- [Set task] Reproduce the listing below word for word, with no pictures.

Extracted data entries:

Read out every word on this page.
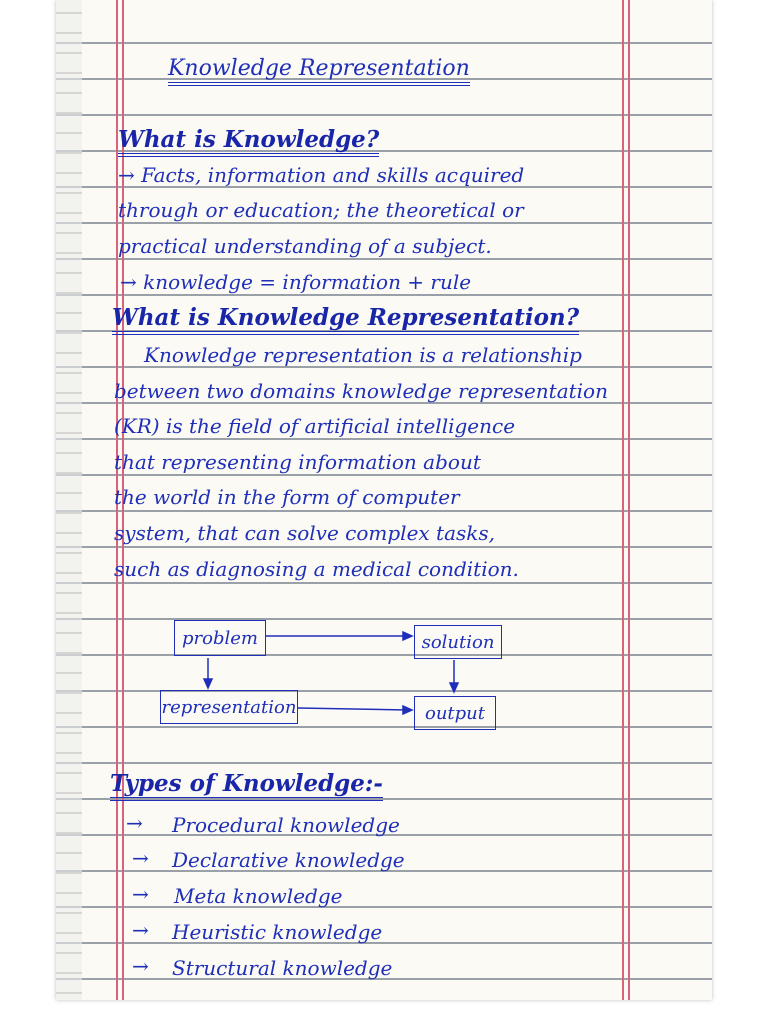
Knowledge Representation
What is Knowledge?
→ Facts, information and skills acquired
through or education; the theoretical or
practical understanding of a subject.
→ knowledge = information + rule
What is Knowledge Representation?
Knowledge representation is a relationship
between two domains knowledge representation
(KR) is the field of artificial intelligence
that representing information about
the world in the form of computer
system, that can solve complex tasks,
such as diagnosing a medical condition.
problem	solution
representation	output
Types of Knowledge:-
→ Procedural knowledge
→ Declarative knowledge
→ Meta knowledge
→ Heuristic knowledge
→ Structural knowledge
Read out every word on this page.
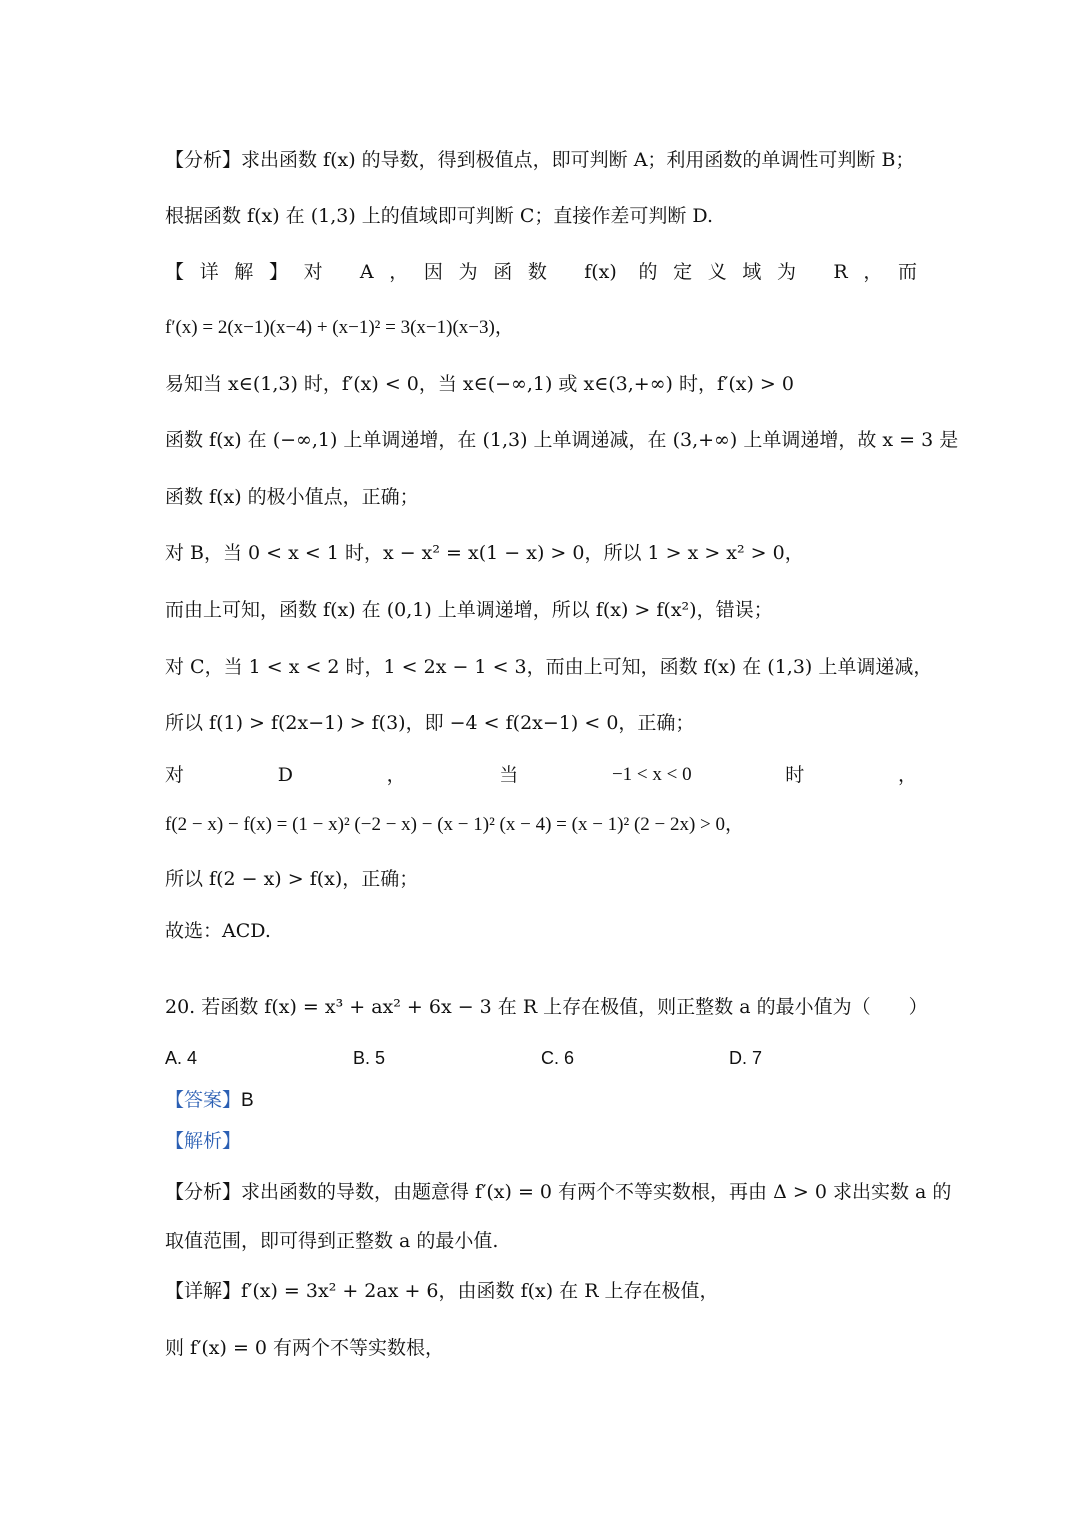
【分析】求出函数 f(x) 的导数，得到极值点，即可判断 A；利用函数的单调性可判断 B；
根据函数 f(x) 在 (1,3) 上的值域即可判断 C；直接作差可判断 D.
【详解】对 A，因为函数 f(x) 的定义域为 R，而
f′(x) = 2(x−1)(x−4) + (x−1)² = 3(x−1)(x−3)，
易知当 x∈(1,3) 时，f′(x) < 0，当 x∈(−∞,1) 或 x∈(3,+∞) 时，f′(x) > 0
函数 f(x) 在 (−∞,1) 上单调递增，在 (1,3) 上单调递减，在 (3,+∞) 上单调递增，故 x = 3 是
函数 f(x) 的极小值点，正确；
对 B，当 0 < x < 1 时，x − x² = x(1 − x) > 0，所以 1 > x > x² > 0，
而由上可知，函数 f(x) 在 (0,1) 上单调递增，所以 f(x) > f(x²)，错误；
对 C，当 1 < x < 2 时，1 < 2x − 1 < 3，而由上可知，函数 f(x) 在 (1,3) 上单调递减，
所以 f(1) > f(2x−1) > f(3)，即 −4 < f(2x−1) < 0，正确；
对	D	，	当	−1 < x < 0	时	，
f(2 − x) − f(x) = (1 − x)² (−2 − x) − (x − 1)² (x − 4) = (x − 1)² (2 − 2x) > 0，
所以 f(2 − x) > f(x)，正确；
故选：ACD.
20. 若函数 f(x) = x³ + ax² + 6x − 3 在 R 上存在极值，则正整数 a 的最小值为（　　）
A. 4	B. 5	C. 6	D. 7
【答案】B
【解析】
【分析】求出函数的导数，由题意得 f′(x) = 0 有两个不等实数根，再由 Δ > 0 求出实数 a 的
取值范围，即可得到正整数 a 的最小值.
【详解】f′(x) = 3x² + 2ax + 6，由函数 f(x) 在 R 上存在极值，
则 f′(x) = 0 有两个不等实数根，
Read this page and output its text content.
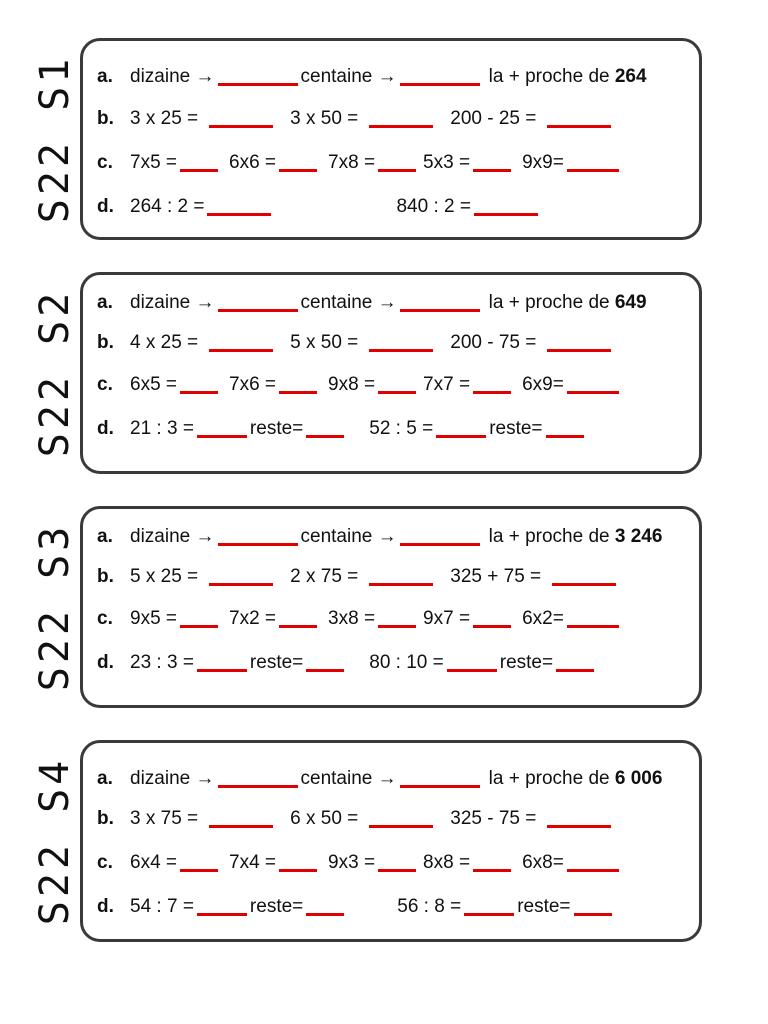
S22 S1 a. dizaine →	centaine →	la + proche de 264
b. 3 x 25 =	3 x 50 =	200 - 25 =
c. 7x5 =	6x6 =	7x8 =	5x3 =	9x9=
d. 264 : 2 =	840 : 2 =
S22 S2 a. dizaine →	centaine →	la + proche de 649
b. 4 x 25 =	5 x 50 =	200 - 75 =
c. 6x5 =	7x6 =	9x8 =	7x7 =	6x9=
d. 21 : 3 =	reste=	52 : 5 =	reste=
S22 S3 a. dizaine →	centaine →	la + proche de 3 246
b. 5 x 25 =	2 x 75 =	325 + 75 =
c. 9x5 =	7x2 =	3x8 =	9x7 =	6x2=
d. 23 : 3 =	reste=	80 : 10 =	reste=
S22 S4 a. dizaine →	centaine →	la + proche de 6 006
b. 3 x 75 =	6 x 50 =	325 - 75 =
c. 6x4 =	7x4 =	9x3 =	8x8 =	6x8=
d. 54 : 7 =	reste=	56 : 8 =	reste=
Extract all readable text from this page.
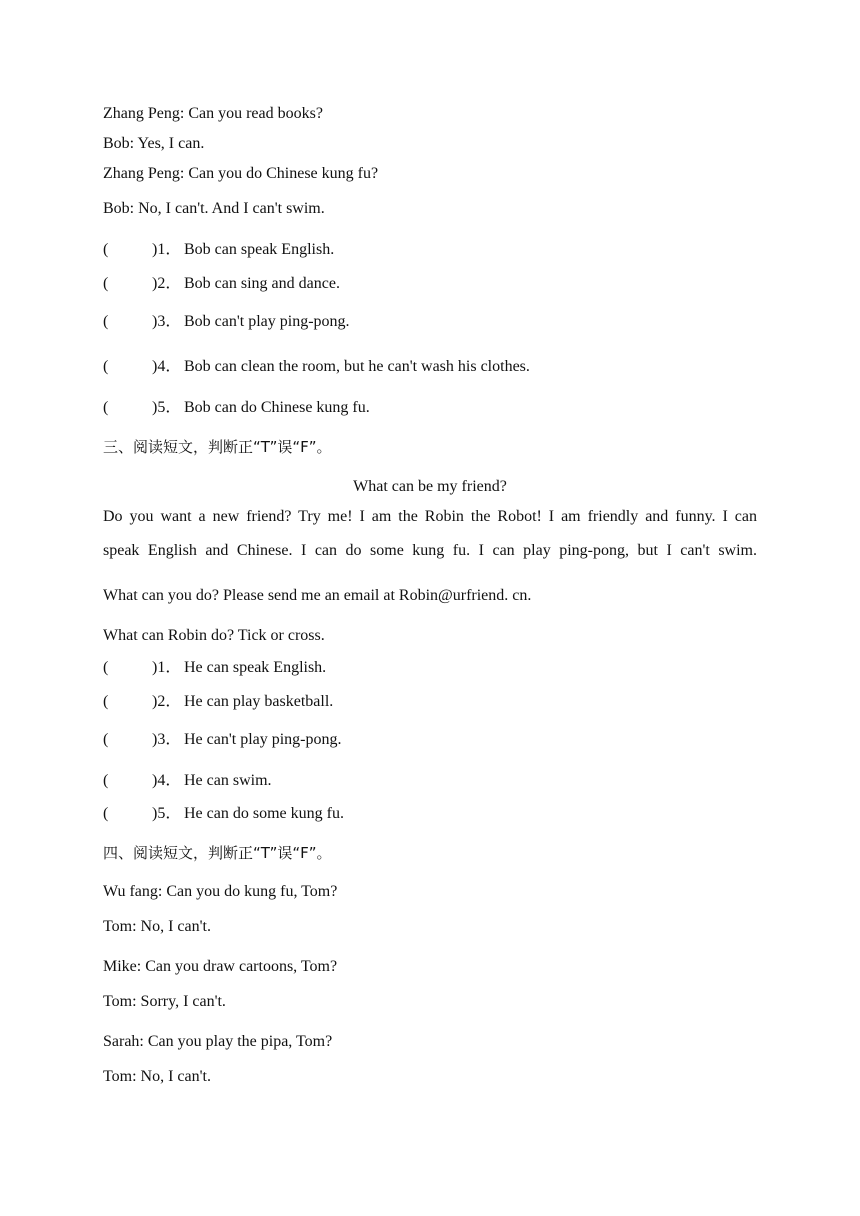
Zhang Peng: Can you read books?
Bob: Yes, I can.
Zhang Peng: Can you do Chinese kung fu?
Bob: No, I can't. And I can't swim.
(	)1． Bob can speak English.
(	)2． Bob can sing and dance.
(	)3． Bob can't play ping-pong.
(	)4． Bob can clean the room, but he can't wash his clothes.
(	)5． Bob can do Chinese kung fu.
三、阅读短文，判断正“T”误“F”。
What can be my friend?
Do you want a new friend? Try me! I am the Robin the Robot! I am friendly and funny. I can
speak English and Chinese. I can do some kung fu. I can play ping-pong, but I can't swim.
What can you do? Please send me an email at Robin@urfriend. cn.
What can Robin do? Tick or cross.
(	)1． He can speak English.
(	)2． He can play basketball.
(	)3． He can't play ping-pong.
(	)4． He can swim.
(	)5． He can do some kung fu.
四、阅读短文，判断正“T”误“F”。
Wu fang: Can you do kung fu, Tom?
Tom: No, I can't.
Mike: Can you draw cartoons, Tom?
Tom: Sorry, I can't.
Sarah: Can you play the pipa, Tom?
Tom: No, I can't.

- [Full answer]
Read out every word on this page.
Knowledge Representation
What is Knowledge?
→ Facts, information and skills acquired
through or education; the theoretical or
practical understanding of a subject.
→ knowledge = information + rule
What is Knowledge Representation?
Knowledge representation is a relationship
between two domains knowledge representation
(KR) is the field of artificial intelligence
that representing information about
the world in the form of computer
system, that can solve complex tasks,
such as diagnosing a medical condition.
problem	solution
representation	output
Types of Knowledge:-
→ Procedural knowledge
→ Declarative knowledge
→ Meta knowledge
→ Heuristic knowledge
→ Structural knowledge
Read out every word on this page.
【分析】求出函数 f(x) 的导数，得到极值点，即可判断 A；利用函数的单调性可判断 B；
根据函数 f(x) 在 (1,3) 上的值域即可判断 C；直接作差可判断 D.
【详解】对 A，因为函数 f(x) 的定义域为 R，而
f′(x) = 2(x−1)(x−4) + (x−1)² = 3(x−1)(x−3)，
易知当 x∈(1,3) 时，f′(x) < 0，当 x∈(−∞,1) 或 x∈(3,+∞) 时，f′(x) > 0
函数 f(x) 在 (−∞,1) 上单调递增，在 (1,3) 上单调递减，在 (3,+∞) 上单调递增，故 x = 3 是
函数 f(x) 的极小值点，正确；
对 B，当 0 < x < 1 时，x − x² = x(1 − x) > 0，所以 1 > x > x² > 0，
而由上可知，函数 f(x) 在 (0,1) 上单调递增，所以 f(x) > f(x²)，错误；
对 C，当 1 < x < 2 时，1 < 2x − 1 < 3，而由上可知，函数 f(x) 在 (1,3) 上单调递减，
所以 f(1) > f(2x−1) > f(3)，即 −4 < f(2x−1) < 0，正确；
对	D	，	当	−1 < x < 0	时	，
f(2 − x) − f(x) = (1 − x)² (−2 − x) − (x − 1)² (x − 4) = (x − 1)² (2 − 2x) > 0，
所以 f(2 − x) > f(x)，正确；
故选：ACD.
20. 若函数 f(x) = x³ + ax² + 6x − 3 在 R 上存在极值，则正整数 a 的最小值为（　　）
A. 4	B. 5	C. 6	D. 7
【答案】B
【解析】
【分析】求出函数的导数，由题意得 f′(x) = 0 有两个不等实数根，再由 Δ > 0 求出实数 a 的
取值范围，即可得到正整数 a 的最小值.
【详解】f′(x) = 3x² + 2ax + 6，由函数 f(x) 在 R 上存在极值，
则 f′(x) = 0 有两个不等实数根，
Read this page and output its text content.
S22 S1 a. dizaine →	centaine →	la + proche de 264
b. 3 x 25 =	3 x 50 =	200 - 25 =
c. 7x5 =	6x6 =	7x8 =	5x3 =	9x9=
d. 264 : 2 =	840 : 2 =
S22 S2 a. dizaine →	centaine →	la + proche de 649
b. 4 x 25 =	5 x 50 =	200 - 75 =
c. 6x5 =	7x6 =	9x8 =	7x7 =	6x9=
d. 21 : 3 =	reste=	52 : 5 =	reste=
S22 S3 a. dizaine →	centaine →	la + proche de 3 246
b. 5 x 25 =	2 x 75 =	325 + 75 =
c. 9x5 =	7x2 =	3x8 =	9x7 =	6x2=
d. 23 : 3 =	reste=	80 : 10 =	reste=
S22 S4 a. dizaine →	centaine →	la + proche de 6 006
b. 3 x 75 =	6 x 50 =	325 - 75 =
c. 6x4 =	7x4 =	9x3 =	8x8 =	6x8=
d. 54 : 7 =	reste=	56 : 8 =	reste=
Extract all readable text from this page.
Zhang Peng: Can you read books?
Bob: Yes, I can.
Zhang Peng: Can you do Chinese kung fu?
Bob: No, I can't. And I can't swim.
(	)1． Bob can speak English.
(	)2． Bob can sing and dance.
(	)3． Bob can't play ping-pong.
(	)4． Bob can clean the room, but he can't wash his clothes.
(	)5． Bob can do Chinese kung fu.
三、阅读短文，判断正“T”误“F”。
What can be my friend?
Do you want a new friend? Try me! I am the Robin the Robot! I am friendly and funny. I can
speak English and Chinese. I can do some kung fu. I can play ping-pong, but I can't swim.
What can you do? Please send me an email at Robin@urfriend. cn.
What can Robin do? Tick or cross.
(	)1． He can speak English.
(	)2． He can play basketball.
(	)3． He can't play ping-pong.
(	)4． He can swim.
(	)5． He can do some kung fu.
四、阅读短文，判断正“T”误“F”。
Wu fang: Can you do kung fu, Tom?
Tom: No, I can't.
Mike: Can you draw cartoons, Tom?
Tom: Sorry, I can't.
Sarah: Can you play the pipa, Tom?
Tom: No, I can't.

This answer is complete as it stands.